- **TO DO**
Reproduce each line bearing the word "THEIR".

-- begin --

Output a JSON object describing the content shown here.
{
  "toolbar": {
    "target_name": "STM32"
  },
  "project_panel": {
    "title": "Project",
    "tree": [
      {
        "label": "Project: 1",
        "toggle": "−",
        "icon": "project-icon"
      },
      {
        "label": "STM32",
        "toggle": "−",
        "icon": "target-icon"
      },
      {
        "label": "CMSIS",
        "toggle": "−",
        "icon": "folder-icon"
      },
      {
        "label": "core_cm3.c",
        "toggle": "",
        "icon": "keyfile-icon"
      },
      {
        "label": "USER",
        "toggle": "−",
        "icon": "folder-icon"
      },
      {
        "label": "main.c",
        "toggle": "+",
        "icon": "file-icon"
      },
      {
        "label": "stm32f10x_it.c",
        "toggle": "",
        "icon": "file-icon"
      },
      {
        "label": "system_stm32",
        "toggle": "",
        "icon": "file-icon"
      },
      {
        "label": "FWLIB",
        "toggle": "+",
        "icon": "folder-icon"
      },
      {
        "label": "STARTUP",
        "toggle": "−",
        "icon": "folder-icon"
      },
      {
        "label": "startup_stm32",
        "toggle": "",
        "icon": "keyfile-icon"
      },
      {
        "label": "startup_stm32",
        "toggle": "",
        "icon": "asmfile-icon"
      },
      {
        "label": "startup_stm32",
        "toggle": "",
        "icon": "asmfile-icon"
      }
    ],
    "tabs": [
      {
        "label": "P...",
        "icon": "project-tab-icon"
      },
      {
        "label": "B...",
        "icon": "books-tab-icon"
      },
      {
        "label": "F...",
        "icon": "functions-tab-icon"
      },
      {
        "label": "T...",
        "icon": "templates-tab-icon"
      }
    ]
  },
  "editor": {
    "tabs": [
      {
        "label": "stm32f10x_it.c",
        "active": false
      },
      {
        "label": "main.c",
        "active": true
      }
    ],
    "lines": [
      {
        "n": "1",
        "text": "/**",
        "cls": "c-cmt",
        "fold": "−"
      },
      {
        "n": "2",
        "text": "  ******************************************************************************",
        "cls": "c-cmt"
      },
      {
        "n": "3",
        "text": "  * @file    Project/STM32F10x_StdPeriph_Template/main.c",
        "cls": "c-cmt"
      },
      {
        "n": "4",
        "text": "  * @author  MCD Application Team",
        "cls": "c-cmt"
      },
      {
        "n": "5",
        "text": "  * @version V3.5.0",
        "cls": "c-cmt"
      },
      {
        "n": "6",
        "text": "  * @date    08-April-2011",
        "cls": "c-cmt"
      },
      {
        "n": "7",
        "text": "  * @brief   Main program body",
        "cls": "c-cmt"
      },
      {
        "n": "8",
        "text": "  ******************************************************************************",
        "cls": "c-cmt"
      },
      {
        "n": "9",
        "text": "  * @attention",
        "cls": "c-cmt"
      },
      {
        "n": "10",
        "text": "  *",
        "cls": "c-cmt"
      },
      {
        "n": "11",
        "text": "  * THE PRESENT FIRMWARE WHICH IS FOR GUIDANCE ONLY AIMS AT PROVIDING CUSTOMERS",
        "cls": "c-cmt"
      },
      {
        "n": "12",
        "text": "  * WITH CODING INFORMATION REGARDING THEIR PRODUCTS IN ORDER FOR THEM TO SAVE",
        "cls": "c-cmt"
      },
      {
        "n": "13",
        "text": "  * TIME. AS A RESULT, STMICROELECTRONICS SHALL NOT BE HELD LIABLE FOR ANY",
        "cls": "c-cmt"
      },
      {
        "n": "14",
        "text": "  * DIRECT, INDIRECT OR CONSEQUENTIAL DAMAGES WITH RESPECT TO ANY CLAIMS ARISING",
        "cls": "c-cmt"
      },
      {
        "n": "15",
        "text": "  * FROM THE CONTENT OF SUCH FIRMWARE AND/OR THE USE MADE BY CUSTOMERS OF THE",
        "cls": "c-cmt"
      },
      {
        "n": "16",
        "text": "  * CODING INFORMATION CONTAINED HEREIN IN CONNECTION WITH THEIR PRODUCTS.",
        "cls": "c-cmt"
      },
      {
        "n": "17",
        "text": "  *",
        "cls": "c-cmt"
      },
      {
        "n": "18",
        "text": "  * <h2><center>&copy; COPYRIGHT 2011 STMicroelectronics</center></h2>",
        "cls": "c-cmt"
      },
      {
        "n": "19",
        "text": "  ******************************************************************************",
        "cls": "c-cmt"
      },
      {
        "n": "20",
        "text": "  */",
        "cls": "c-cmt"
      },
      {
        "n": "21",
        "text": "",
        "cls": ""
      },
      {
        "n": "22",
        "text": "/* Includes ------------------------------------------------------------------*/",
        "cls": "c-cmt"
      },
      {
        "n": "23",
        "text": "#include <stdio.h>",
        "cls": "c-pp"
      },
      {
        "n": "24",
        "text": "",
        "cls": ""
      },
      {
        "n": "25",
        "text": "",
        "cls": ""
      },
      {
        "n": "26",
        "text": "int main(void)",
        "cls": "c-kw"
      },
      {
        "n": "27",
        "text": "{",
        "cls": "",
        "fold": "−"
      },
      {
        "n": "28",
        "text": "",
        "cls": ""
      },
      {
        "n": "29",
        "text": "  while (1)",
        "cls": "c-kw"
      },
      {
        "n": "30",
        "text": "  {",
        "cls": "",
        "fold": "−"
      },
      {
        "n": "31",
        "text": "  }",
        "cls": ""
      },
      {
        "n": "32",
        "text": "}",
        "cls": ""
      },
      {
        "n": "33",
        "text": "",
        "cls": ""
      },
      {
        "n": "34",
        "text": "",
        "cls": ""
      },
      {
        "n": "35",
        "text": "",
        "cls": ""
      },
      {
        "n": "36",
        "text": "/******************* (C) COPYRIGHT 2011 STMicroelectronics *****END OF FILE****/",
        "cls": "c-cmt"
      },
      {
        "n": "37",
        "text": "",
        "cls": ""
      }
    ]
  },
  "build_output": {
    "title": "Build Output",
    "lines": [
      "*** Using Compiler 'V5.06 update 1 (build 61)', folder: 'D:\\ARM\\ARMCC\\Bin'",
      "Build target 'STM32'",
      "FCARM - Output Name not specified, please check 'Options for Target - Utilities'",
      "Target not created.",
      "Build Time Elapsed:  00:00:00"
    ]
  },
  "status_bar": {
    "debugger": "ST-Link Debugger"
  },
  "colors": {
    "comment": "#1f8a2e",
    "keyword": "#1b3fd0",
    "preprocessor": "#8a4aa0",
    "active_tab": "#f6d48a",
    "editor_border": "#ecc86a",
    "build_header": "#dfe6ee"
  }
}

-- end --

- **WORKED SOLUTION**
        "text": "  * WITH CODING INFORMATION REGARDING THEIR PRODUCTS IN ORDER FOR THEM TO SAVE",
        "text": "  * CODING INFORMATION CONTAINED HEREIN IN CONNECTION WITH THEIR PRODUCTS.",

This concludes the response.